- **What you are asked to do**
Look through the data below. Show each line where the string "Type" occurs.
----- Supplied material -----
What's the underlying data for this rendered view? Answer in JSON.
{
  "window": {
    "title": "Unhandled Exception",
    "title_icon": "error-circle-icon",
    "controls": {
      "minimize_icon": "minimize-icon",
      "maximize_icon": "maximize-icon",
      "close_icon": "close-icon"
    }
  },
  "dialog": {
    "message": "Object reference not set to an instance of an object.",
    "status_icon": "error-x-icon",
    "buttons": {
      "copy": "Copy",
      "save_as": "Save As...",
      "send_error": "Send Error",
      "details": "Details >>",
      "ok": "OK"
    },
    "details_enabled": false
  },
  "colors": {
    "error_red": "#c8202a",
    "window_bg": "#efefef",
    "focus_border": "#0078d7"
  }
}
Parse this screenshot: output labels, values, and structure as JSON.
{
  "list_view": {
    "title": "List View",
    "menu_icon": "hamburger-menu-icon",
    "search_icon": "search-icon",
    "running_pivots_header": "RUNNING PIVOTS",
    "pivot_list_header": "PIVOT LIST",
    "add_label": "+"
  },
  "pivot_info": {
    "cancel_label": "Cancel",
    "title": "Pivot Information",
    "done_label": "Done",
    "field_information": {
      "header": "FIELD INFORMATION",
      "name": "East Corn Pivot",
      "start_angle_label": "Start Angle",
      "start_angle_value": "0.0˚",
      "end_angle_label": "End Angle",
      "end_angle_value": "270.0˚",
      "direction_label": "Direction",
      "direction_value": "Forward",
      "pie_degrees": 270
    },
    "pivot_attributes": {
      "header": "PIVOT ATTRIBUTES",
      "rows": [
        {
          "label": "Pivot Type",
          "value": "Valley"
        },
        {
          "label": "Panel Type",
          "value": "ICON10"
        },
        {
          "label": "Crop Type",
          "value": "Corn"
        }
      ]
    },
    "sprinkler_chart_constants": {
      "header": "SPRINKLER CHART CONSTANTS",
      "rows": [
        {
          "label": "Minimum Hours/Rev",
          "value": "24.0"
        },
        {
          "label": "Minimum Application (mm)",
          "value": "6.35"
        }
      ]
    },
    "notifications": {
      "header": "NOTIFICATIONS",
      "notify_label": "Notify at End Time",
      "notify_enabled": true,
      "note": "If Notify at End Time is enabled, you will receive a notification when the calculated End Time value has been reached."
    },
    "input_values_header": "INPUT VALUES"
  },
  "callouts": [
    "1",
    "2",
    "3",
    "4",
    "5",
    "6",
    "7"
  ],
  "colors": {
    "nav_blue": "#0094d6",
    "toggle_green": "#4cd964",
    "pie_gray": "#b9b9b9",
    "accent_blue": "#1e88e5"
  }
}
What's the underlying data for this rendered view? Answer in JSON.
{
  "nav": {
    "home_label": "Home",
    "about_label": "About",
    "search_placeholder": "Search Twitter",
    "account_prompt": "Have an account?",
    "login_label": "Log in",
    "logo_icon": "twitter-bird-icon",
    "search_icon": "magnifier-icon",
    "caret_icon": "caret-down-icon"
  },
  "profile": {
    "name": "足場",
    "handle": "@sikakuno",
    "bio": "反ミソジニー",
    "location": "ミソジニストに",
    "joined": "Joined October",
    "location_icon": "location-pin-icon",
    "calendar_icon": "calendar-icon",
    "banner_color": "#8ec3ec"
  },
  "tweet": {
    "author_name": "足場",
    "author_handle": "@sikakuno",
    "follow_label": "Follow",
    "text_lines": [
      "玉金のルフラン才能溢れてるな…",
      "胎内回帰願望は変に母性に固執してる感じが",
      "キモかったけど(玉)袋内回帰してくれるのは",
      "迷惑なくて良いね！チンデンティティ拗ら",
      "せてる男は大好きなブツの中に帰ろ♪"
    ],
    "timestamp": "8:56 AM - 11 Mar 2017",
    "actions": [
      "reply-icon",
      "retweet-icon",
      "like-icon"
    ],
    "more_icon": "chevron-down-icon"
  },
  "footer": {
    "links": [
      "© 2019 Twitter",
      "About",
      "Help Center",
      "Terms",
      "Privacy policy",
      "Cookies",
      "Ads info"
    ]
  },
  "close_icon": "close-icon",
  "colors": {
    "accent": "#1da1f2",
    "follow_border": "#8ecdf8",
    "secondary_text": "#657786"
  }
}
-----
- **Exercise solution**
          "label": "Pivot Type",
          "label": "Panel Type",
          "label": "Crop Type",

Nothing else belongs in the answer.